SHORT TASK
Rewrite every item with "PYPL" replaced by "EBAY" and nothing else changed, and leave out the picture.
━━ THE INPUT
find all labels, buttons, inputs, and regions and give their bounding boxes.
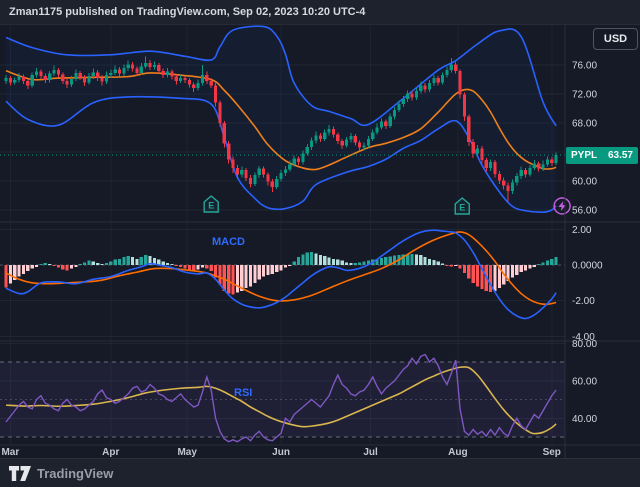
earnings-e-icon[interactable]: E	[454, 197, 470, 215]
last-price-value: 63.57	[607, 150, 633, 161]
svg-text:Aug: Aug	[448, 447, 467, 458]
svg-text:Apr: Apr	[102, 447, 119, 458]
attribution-bar: Zman1175 published on TradingView.com, S…	[0, 0, 640, 25]
svg-text:Sep: Sep	[543, 447, 561, 458]
svg-text:May: May	[177, 447, 197, 458]
time-scale[interactable]: Mar Apr May Jun Jul Aug Sep	[1, 447, 560, 458]
ticker-label: PYPL	[571, 150, 598, 161]
tradingview-brand-text[interactable]: TradingView	[37, 466, 113, 481]
macd-indicator-label[interactable]: MACD	[212, 236, 245, 248]
svg-text:-2.00: -2.00	[572, 296, 595, 307]
svg-text:56.00: 56.00	[572, 206, 597, 217]
svg-text:68.00: 68.00	[572, 119, 597, 130]
tradingview-logo-icon[interactable]	[9, 465, 31, 481]
rsi-indicator-label[interactable]: RSI	[234, 387, 252, 399]
last-price-badge: PYPL 63.57	[566, 147, 638, 164]
price-scale[interactable]: 76.00 72.00 68.00 60.00 56.00 2.00 0.0000 -2.00…	[572, 61, 603, 425]
chart-canvas[interactable]: E E 76.00 72.00 68.00 60.00 56.00 2.00 0.0000 -2.…	[0, 0, 640, 487]
svg-text:72.00: 72.00	[572, 90, 597, 101]
svg-text:0.0000: 0.0000	[572, 261, 603, 272]
svg-text:Jul: Jul	[363, 447, 378, 458]
svg-text:E: E	[459, 203, 465, 213]
svg-text:60.00: 60.00	[572, 177, 597, 188]
tradingview-chart-screenshot: Zman1175 published on TradingView.com, S…	[0, 0, 640, 487]
svg-text:80.00: 80.00	[572, 339, 597, 350]
attribution-text: Zman1175 published on TradingView.com, S…	[9, 6, 366, 18]
lightning-icon[interactable]	[553, 197, 571, 215]
svg-text:60.00: 60.00	[572, 376, 597, 387]
svg-text:Jun: Jun	[272, 447, 290, 458]
svg-text:2.00: 2.00	[572, 225, 592, 236]
earnings-e-icon[interactable]: E	[203, 195, 219, 213]
footer-bar: TradingView	[0, 458, 640, 487]
currency-button[interactable]: USD	[593, 28, 638, 50]
svg-text:Mar: Mar	[1, 447, 19, 458]
svg-text:40.00: 40.00	[572, 414, 597, 425]
svg-text:E: E	[208, 201, 214, 211]
svg-text:76.00: 76.00	[572, 61, 597, 72]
━━━━
EXERCISE OUTPUT
find all labels, buttons, inputs, and regions and give their bounding boxes.
earnings-e-icon[interactable]: E	[454, 197, 470, 215]
last-price-value: 63.57	[607, 150, 633, 161]
svg-text:Aug: Aug	[448, 447, 467, 458]
svg-text:Apr: Apr	[102, 447, 119, 458]
attribution-bar: Zman1175 published on TradingView.com, S…	[0, 0, 640, 25]
svg-text:Sep: Sep	[543, 447, 561, 458]
svg-text:May: May	[177, 447, 197, 458]
time-scale[interactable]: Mar Apr May Jun Jul Aug Sep	[1, 447, 560, 458]
ticker-label: EBAY	[571, 150, 598, 161]
tradingview-brand-text[interactable]: TradingView	[37, 466, 113, 481]
macd-indicator-label[interactable]: MACD	[212, 236, 245, 248]
svg-text:-2.00: -2.00	[572, 296, 595, 307]
svg-text:56.00: 56.00	[572, 206, 597, 217]
svg-text:68.00: 68.00	[572, 119, 597, 130]
tradingview-logo-icon[interactable]	[9, 465, 31, 481]
rsi-indicator-label[interactable]: RSI	[234, 387, 252, 399]
last-price-badge: EBAY 63.57	[566, 147, 638, 164]
price-scale[interactable]: 76.00 72.00 68.00 60.00 56.00 2.00 0.0000 -2.00…	[572, 61, 603, 425]
chart-canvas[interactable]: E E 76.00 72.00 68.00 60.00 56.00 2.00 0.0000 -2.…	[0, 0, 640, 487]
svg-text:72.00: 72.00	[572, 90, 597, 101]
svg-text:0.0000: 0.0000	[572, 261, 603, 272]
svg-text:Jul: Jul	[363, 447, 378, 458]
svg-text:E: E	[459, 203, 465, 213]
svg-text:60.00: 60.00	[572, 177, 597, 188]
tradingview-chart-screenshot: Zman1175 published on TradingView.com, S…	[0, 0, 640, 487]
svg-text:80.00: 80.00	[572, 339, 597, 350]
attribution-text: Zman1175 published on TradingView.com, S…	[9, 6, 366, 18]
lightning-icon[interactable]	[553, 197, 571, 215]
svg-text:60.00: 60.00	[572, 376, 597, 387]
svg-text:Jun: Jun	[272, 447, 290, 458]
svg-text:2.00: 2.00	[572, 225, 592, 236]
earnings-e-icon[interactable]: E	[203, 195, 219, 213]
footer-bar: TradingView	[0, 458, 640, 487]
currency-button[interactable]: USD	[593, 28, 638, 50]
svg-text:Mar: Mar	[1, 447, 19, 458]
svg-text:40.00: 40.00	[572, 414, 597, 425]
svg-text:E: E	[208, 201, 214, 211]
svg-text:76.00: 76.00	[572, 61, 597, 72]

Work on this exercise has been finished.